EXERCISE DIRECTIONS: Copy each line that contains the word "title".

§ §

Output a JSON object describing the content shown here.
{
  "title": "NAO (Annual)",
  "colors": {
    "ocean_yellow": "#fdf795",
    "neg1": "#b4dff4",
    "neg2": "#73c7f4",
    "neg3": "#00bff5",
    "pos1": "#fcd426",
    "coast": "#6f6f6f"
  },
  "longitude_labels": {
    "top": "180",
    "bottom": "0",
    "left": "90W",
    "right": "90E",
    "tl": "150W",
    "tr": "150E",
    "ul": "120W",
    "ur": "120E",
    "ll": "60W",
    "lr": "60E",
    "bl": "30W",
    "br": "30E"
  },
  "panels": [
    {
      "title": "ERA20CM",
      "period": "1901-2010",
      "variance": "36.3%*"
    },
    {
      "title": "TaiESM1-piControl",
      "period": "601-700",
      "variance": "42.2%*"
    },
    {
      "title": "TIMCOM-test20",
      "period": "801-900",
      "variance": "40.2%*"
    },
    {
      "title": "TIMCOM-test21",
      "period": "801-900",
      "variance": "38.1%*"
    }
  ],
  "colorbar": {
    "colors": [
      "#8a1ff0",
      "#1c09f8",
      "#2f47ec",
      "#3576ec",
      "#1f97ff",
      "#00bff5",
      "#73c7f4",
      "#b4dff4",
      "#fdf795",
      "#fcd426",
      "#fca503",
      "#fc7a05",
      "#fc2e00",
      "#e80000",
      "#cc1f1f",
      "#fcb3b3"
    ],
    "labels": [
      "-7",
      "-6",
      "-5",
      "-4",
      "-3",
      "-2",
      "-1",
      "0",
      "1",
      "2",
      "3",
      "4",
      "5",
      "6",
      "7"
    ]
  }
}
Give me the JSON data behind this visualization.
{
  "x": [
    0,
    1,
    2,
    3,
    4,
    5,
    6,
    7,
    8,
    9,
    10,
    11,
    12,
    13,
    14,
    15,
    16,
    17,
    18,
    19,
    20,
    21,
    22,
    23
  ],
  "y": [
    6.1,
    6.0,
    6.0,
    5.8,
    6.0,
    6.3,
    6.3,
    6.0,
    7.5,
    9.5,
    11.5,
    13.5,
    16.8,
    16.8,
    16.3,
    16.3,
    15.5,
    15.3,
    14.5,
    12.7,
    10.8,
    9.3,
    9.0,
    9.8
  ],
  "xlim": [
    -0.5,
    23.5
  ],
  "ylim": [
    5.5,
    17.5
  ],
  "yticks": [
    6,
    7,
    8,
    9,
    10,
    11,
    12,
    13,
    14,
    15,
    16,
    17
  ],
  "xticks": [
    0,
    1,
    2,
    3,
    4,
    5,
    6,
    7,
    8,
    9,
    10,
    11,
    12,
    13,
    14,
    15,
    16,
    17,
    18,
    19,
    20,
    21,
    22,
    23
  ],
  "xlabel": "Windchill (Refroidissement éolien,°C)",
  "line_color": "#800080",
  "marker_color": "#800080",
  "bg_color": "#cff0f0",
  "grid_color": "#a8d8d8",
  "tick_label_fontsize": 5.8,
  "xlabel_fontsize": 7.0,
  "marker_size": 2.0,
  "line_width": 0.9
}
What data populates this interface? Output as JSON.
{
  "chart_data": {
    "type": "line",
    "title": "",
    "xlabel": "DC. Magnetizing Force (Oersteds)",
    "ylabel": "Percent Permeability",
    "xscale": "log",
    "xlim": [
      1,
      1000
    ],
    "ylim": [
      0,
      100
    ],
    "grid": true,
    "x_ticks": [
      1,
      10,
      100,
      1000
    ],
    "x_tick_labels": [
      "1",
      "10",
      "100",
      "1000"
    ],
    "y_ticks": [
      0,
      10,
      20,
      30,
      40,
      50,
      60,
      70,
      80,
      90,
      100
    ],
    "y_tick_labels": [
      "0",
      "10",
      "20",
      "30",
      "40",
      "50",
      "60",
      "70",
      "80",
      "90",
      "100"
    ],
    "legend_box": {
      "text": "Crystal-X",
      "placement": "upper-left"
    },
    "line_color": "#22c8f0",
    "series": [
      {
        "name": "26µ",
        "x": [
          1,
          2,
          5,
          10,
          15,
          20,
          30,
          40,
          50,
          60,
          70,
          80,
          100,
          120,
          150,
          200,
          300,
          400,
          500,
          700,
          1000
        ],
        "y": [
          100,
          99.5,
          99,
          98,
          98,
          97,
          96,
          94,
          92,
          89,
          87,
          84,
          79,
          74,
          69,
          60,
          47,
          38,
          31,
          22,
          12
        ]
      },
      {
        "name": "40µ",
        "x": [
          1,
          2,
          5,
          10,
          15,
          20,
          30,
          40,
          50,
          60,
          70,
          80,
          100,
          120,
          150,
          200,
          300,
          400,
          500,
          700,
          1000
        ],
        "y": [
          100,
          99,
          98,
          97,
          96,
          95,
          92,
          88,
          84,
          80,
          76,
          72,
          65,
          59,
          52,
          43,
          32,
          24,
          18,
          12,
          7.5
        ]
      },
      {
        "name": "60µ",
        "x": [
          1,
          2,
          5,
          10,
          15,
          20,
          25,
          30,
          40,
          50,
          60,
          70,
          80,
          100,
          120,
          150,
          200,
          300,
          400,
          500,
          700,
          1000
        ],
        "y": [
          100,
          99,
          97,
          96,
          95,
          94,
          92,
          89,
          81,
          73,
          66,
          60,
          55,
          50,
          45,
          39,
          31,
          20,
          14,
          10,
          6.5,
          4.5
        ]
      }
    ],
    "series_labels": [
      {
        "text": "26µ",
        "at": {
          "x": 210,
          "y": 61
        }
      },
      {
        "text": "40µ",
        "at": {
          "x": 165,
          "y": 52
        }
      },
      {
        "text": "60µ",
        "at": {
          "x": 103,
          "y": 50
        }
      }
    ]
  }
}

§ §

ANSWER TO THIS EXERCISE:
  "title": "NAO (Annual)",
      "title": "ERA20CM",
      "title": "TaiESM1-piControl",
      "title": "TIMCOM-test20",
      "title": "TIMCOM-test21",
    "title": "",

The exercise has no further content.